### Exercise prompt
Gather all lines in the data that hold the string "Ширванского".

### Materials provided
____

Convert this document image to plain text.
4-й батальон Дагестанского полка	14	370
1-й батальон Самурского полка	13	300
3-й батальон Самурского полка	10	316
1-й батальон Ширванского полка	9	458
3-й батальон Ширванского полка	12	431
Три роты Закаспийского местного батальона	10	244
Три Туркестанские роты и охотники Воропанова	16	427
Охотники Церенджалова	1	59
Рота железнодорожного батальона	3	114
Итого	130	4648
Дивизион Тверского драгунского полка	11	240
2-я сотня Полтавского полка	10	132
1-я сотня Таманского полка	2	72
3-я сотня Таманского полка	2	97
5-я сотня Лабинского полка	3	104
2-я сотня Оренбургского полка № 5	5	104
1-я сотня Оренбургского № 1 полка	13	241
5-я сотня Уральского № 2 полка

____

### Response to this exercise
1-й батальон Ширванского полка	9	458
3-й батальон Ширванского полка	12	431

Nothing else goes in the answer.